- TASK: State how many lines hold the string "this". Give the number and nothing else.

======== TASK DATA

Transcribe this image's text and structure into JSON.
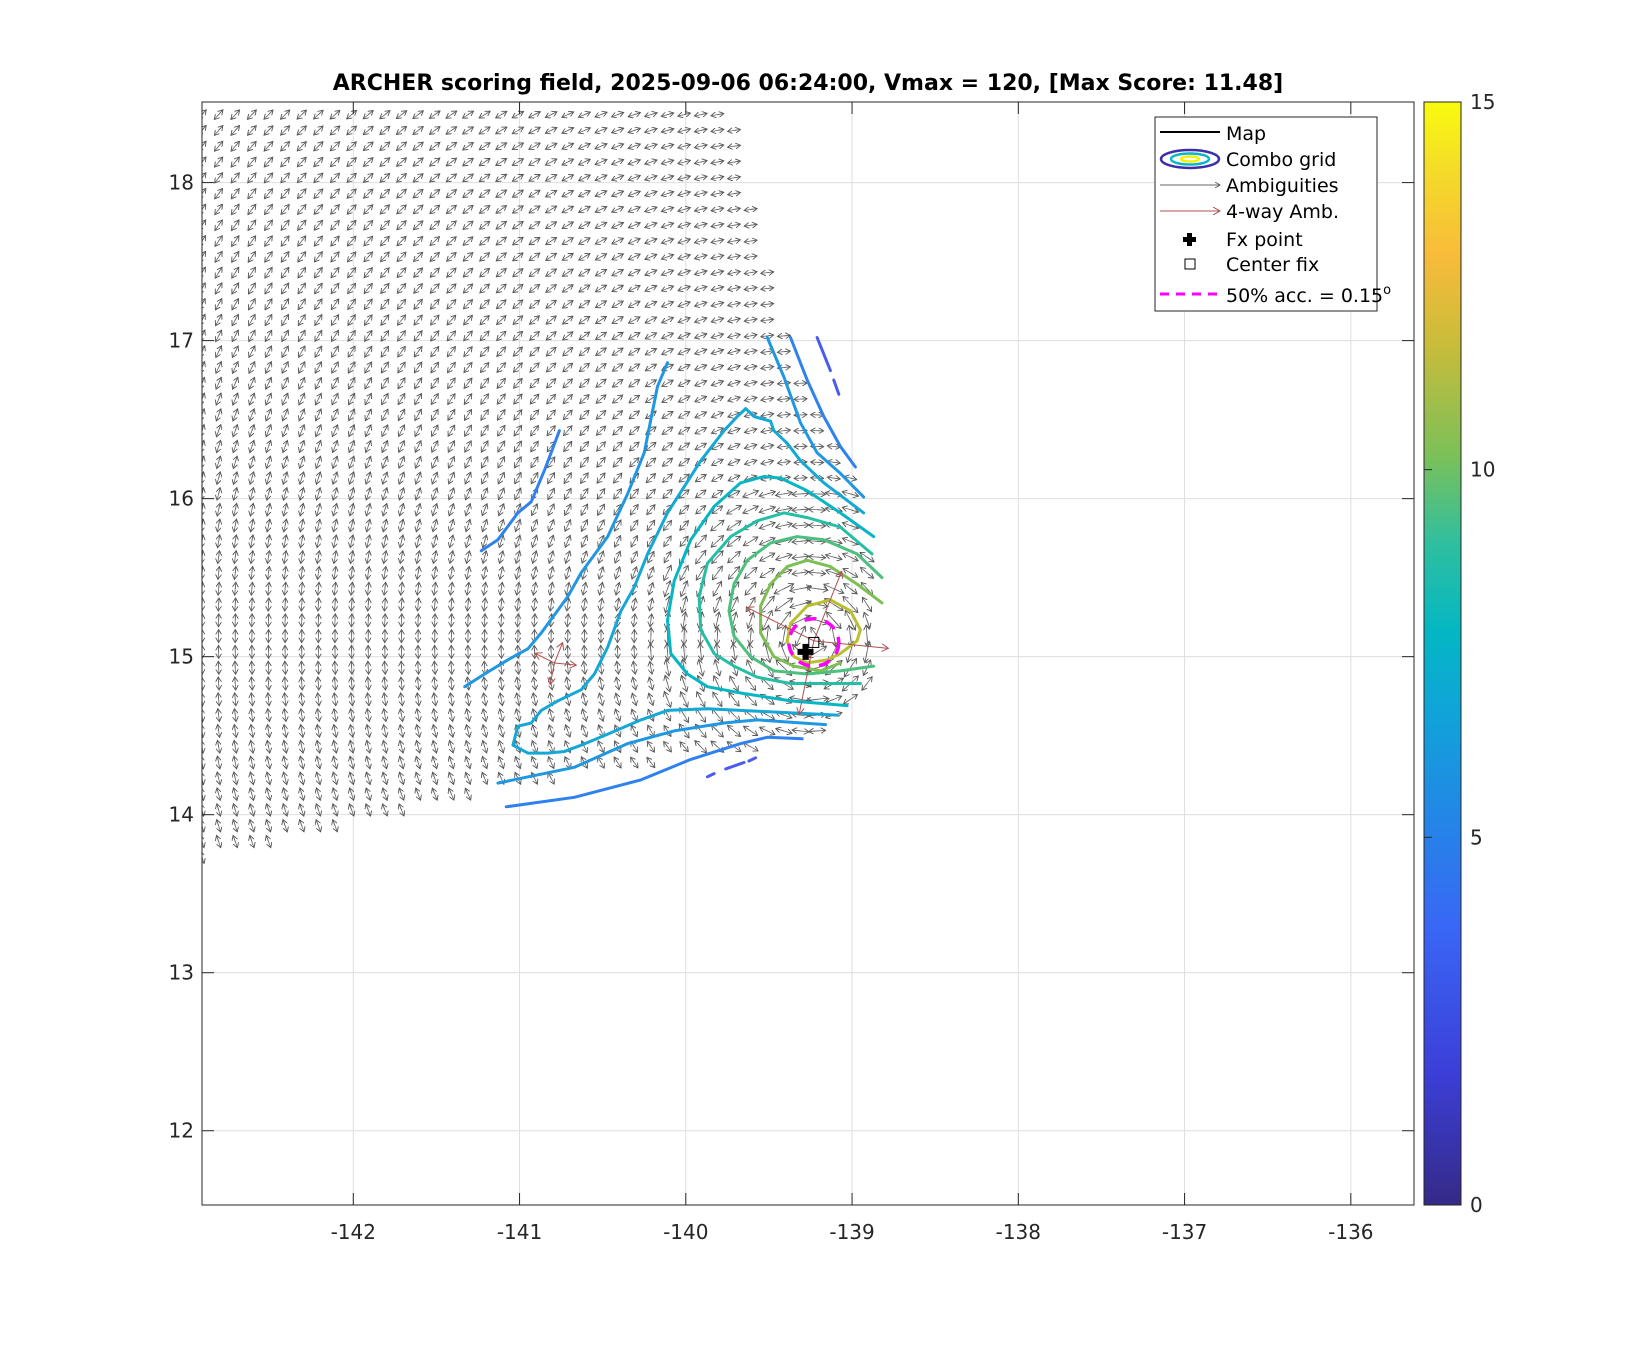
{
  "chart_data": {
    "type": "contour",
    "title": "ARCHER scoring field, 2025-09-06 06:24:00, Vmax = 120, [Max Score: 11.48]",
    "xlim": [
      -142.91,
      -135.62
    ],
    "ylim": [
      11.53,
      18.51
    ],
    "xticks": [
      -142,
      -141,
      -140,
      -139,
      -138,
      -137,
      -136
    ],
    "yticks": [
      12,
      13,
      14,
      15,
      16,
      17,
      18
    ],
    "xtick_labels": [
      "-142",
      "-141",
      "-140",
      "-139",
      "-138",
      "-137",
      "-136"
    ],
    "ytick_labels": [
      "12",
      "13",
      "14",
      "15",
      "16",
      "17",
      "18"
    ],
    "grid": true,
    "colorbar": {
      "min": 0,
      "max": 15,
      "ticks": [
        0,
        5,
        10,
        15
      ],
      "tick_labels": [
        "0",
        "5",
        "10",
        "15"
      ],
      "colormap": "parula"
    },
    "legend": {
      "placement": "top-right",
      "entries": [
        {
          "label": "Map",
          "symbol": "line",
          "color": "#000000"
        },
        {
          "label": "Combo grid",
          "symbol": "contour-ellipse"
        },
        {
          "label": "Ambiguities",
          "symbol": "arrow",
          "color": "#666666"
        },
        {
          "label": "4-way Amb.",
          "symbol": "arrow",
          "color": "#b05050"
        },
        {
          "label": "Fx point",
          "symbol": "plus-filled",
          "color": "#000000"
        },
        {
          "label": "Center fix",
          "symbol": "square-open",
          "color": "#000000"
        },
        {
          "label": "50% acc. = 0.15",
          "superscript": "o",
          "symbol": "dashed-line",
          "color": "#ff00ff"
        }
      ]
    },
    "fx_point": [
      -139.28,
      15.03
    ],
    "center_fix": [
      -139.23,
      15.09
    ],
    "accuracy_circle": {
      "center": [
        -139.23,
        15.09
      ],
      "radius_deg": 0.15,
      "color": "#ff00ff"
    },
    "four_way_ambiguities": [
      [
        -140.79,
        14.96
      ],
      [
        -139.23,
        15.1
      ]
    ],
    "wind_field": {
      "vortex_center": [
        -139.25,
        15.1
      ],
      "grid_step_deg": 0.1,
      "region": [
        [
          -142.91,
          18.51
        ],
        [
          -139.75,
          18.51
        ],
        [
          -139.55,
          17.62
        ],
        [
          -139.4,
          17.0
        ],
        [
          -139.0,
          16.2
        ],
        [
          -138.85,
          15.4
        ],
        [
          -138.9,
          14.8
        ],
        [
          -139.2,
          14.5
        ],
        [
          -140.0,
          14.35
        ],
        [
          -141.1,
          14.18
        ],
        [
          -142.91,
          13.72
        ]
      ]
    },
    "contours": [
      {
        "level": 4,
        "color": "#4a5cf0",
        "dashed": true,
        "points": [
          [
            -139.21,
            17.02
          ],
          [
            -139.13,
            16.81
          ]
        ]
      },
      {
        "level": 4,
        "color": "#4a5cf0",
        "dashed": true,
        "points": [
          [
            -139.11,
            16.75
          ],
          [
            -139.08,
            16.66
          ]
        ]
      },
      {
        "level": 4,
        "color": "#4a5cf0",
        "dashed": true,
        "points": [
          [
            -139.87,
            14.24
          ],
          [
            -139.83,
            14.26
          ]
        ]
      },
      {
        "level": 4,
        "color": "#4a5cf0",
        "dashed": true,
        "points": [
          [
            -139.76,
            14.29
          ],
          [
            -139.65,
            14.33
          ]
        ]
      },
      {
        "level": 4,
        "color": "#4a5cf0",
        "dashed": true,
        "points": [
          [
            -139.62,
            14.34
          ],
          [
            -139.58,
            14.36
          ]
        ]
      },
      {
        "level": 5,
        "color": "#2f82ee",
        "points": [
          [
            -139.37,
            17.02
          ],
          [
            -139.27,
            16.75
          ],
          [
            -139.17,
            16.52
          ],
          [
            -139.07,
            16.33
          ],
          [
            -138.98,
            16.2
          ]
        ]
      },
      {
        "level": 5,
        "color": "#2f82ee",
        "points": [
          [
            -141.08,
            14.05
          ],
          [
            -140.67,
            14.11
          ],
          [
            -140.27,
            14.22
          ],
          [
            -139.97,
            14.35
          ],
          [
            -139.67,
            14.45
          ],
          [
            -139.51,
            14.49
          ],
          [
            -139.3,
            14.48
          ]
        ]
      },
      {
        "level": 5,
        "color": "#2f82ee",
        "points": [
          [
            -141.23,
            15.67
          ],
          [
            -141.13,
            15.74
          ],
          [
            -141.01,
            15.91
          ],
          [
            -140.93,
            15.98
          ],
          [
            -140.85,
            16.18
          ],
          [
            -140.81,
            16.29
          ],
          [
            -140.76,
            16.43
          ]
        ]
      },
      {
        "level": 6,
        "color": "#1f97e2",
        "points": [
          [
            -139.51,
            17.02
          ],
          [
            -139.41,
            16.77
          ],
          [
            -139.31,
            16.48
          ],
          [
            -139.21,
            16.29
          ],
          [
            -139.07,
            16.16
          ],
          [
            -138.93,
            16.01
          ]
        ]
      },
      {
        "level": 6,
        "color": "#1f97e2",
        "points": [
          [
            -141.13,
            14.2
          ],
          [
            -140.67,
            14.3
          ],
          [
            -140.35,
            14.45
          ],
          [
            -140.07,
            14.53
          ],
          [
            -139.77,
            14.58
          ],
          [
            -139.57,
            14.6
          ],
          [
            -139.16,
            14.57
          ]
        ]
      },
      {
        "level": 6,
        "color": "#1f97e2",
        "points": [
          [
            -140.11,
            16.86
          ],
          [
            -140.17,
            16.71
          ],
          [
            -140.25,
            16.29
          ],
          [
            -140.35,
            16.03
          ],
          [
            -140.47,
            15.76
          ],
          [
            -140.63,
            15.53
          ],
          [
            -140.71,
            15.38
          ],
          [
            -140.87,
            15.15
          ],
          [
            -140.95,
            15.05
          ],
          [
            -141.07,
            14.98
          ],
          [
            -141.21,
            14.89
          ],
          [
            -141.33,
            14.81
          ]
        ]
      },
      {
        "level": 6.5,
        "color": "#14a8d6",
        "points": [
          [
            -138.93,
            15.91
          ],
          [
            -139.17,
            16.1
          ],
          [
            -139.31,
            16.24
          ],
          [
            -139.39,
            16.35
          ],
          [
            -139.47,
            16.43
          ],
          [
            -139.49,
            16.49
          ],
          [
            -139.59,
            16.52
          ],
          [
            -139.64,
            16.57
          ],
          [
            -139.69,
            16.52
          ],
          [
            -139.77,
            16.43
          ],
          [
            -139.91,
            16.24
          ],
          [
            -140.11,
            15.91
          ],
          [
            -140.23,
            15.65
          ],
          [
            -140.31,
            15.44
          ],
          [
            -140.39,
            15.29
          ],
          [
            -140.47,
            15.06
          ],
          [
            -140.55,
            14.89
          ],
          [
            -140.63,
            14.79
          ],
          [
            -140.77,
            14.72
          ],
          [
            -140.87,
            14.66
          ],
          [
            -140.93,
            14.58
          ],
          [
            -141.01,
            14.56
          ],
          [
            -141.04,
            14.44
          ],
          [
            -140.95,
            14.39
          ],
          [
            -140.83,
            14.39
          ],
          [
            -140.73,
            14.4
          ],
          [
            -140.63,
            14.44
          ],
          [
            -140.47,
            14.51
          ],
          [
            -140.27,
            14.6
          ],
          [
            -140.11,
            14.66
          ],
          [
            -139.87,
            14.67
          ],
          [
            -139.47,
            14.65
          ],
          [
            -139.09,
            14.63
          ]
        ]
      },
      {
        "level": 7.5,
        "color": "#05b6c4",
        "points": [
          [
            -138.87,
            15.76
          ],
          [
            -139.07,
            15.91
          ],
          [
            -139.27,
            16.05
          ],
          [
            -139.43,
            16.13
          ],
          [
            -139.53,
            16.14
          ],
          [
            -139.67,
            16.1
          ],
          [
            -139.83,
            15.95
          ],
          [
            -139.97,
            15.74
          ],
          [
            -140.07,
            15.48
          ],
          [
            -140.11,
            15.23
          ],
          [
            -140.09,
            15.02
          ],
          [
            -139.99,
            14.89
          ],
          [
            -139.87,
            14.81
          ],
          [
            -139.67,
            14.77
          ],
          [
            -139.37,
            14.72
          ],
          [
            -139.03,
            14.69
          ]
        ]
      },
      {
        "level": 8,
        "color": "#26bea5",
        "points": [
          [
            -138.88,
            15.65
          ],
          [
            -139.07,
            15.82
          ],
          [
            -139.27,
            15.88
          ],
          [
            -139.41,
            15.91
          ],
          [
            -139.57,
            15.86
          ],
          [
            -139.73,
            15.76
          ],
          [
            -139.87,
            15.59
          ],
          [
            -139.92,
            15.38
          ],
          [
            -139.91,
            15.17
          ],
          [
            -139.83,
            15.02
          ],
          [
            -139.71,
            14.94
          ],
          [
            -139.57,
            14.87
          ],
          [
            -139.37,
            14.83
          ],
          [
            -138.95,
            14.83
          ]
        ]
      },
      {
        "level": 9,
        "color": "#4cc07e",
        "points": [
          [
            -138.82,
            15.5
          ],
          [
            -138.97,
            15.65
          ],
          [
            -139.17,
            15.74
          ],
          [
            -139.33,
            15.76
          ],
          [
            -139.49,
            15.72
          ],
          [
            -139.63,
            15.61
          ],
          [
            -139.71,
            15.46
          ],
          [
            -139.74,
            15.29
          ],
          [
            -139.71,
            15.13
          ],
          [
            -139.61,
            15.0
          ],
          [
            -139.47,
            14.91
          ],
          [
            -139.27,
            14.89
          ],
          [
            -139.07,
            14.91
          ],
          [
            -138.87,
            14.94
          ]
        ]
      },
      {
        "level": 10,
        "color": "#7cbf52",
        "points": [
          [
            -138.82,
            15.34
          ],
          [
            -138.97,
            15.46
          ],
          [
            -139.13,
            15.57
          ],
          [
            -139.27,
            15.61
          ],
          [
            -139.39,
            15.57
          ],
          [
            -139.49,
            15.46
          ],
          [
            -139.55,
            15.32
          ],
          [
            -139.55,
            15.15
          ],
          [
            -139.47,
            15.0
          ],
          [
            -139.35,
            14.94
          ],
          [
            -139.19,
            14.91
          ],
          [
            -139.07,
            14.96
          ]
        ]
      },
      {
        "level": 11,
        "color": "#b9bf2e",
        "points": [
          [
            -139.13,
            15.36
          ],
          [
            -139.01,
            15.29
          ],
          [
            -138.95,
            15.17
          ],
          [
            -138.97,
            15.1
          ],
          [
            -139.07,
            15.02
          ],
          [
            -139.15,
            14.98
          ],
          [
            -139.27,
            14.96
          ],
          [
            -139.35,
            15.0
          ],
          [
            -139.39,
            15.1
          ],
          [
            -139.37,
            15.21
          ],
          [
            -139.27,
            15.32
          ],
          [
            -139.13,
            15.36
          ]
        ]
      }
    ]
  }
}
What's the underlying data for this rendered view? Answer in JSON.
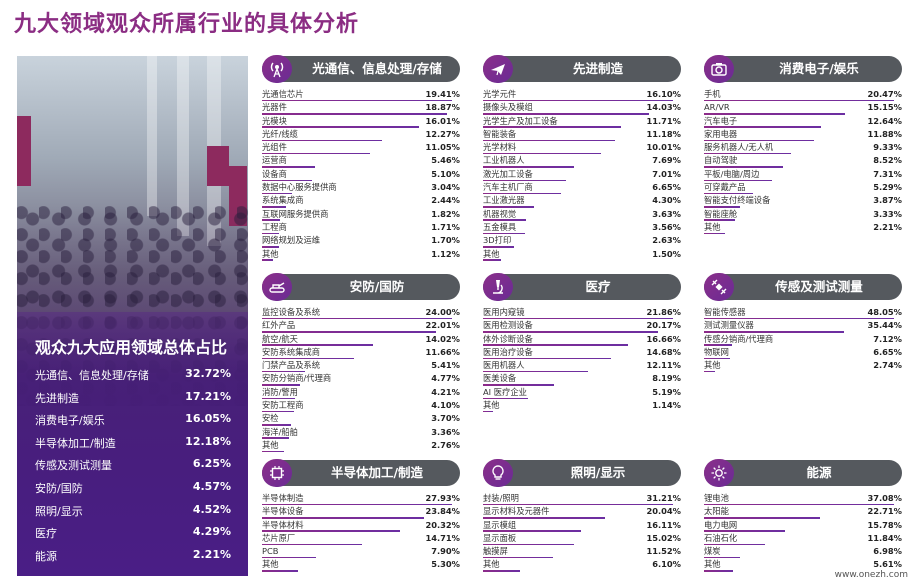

================

- EXPECTED ANSWER: 2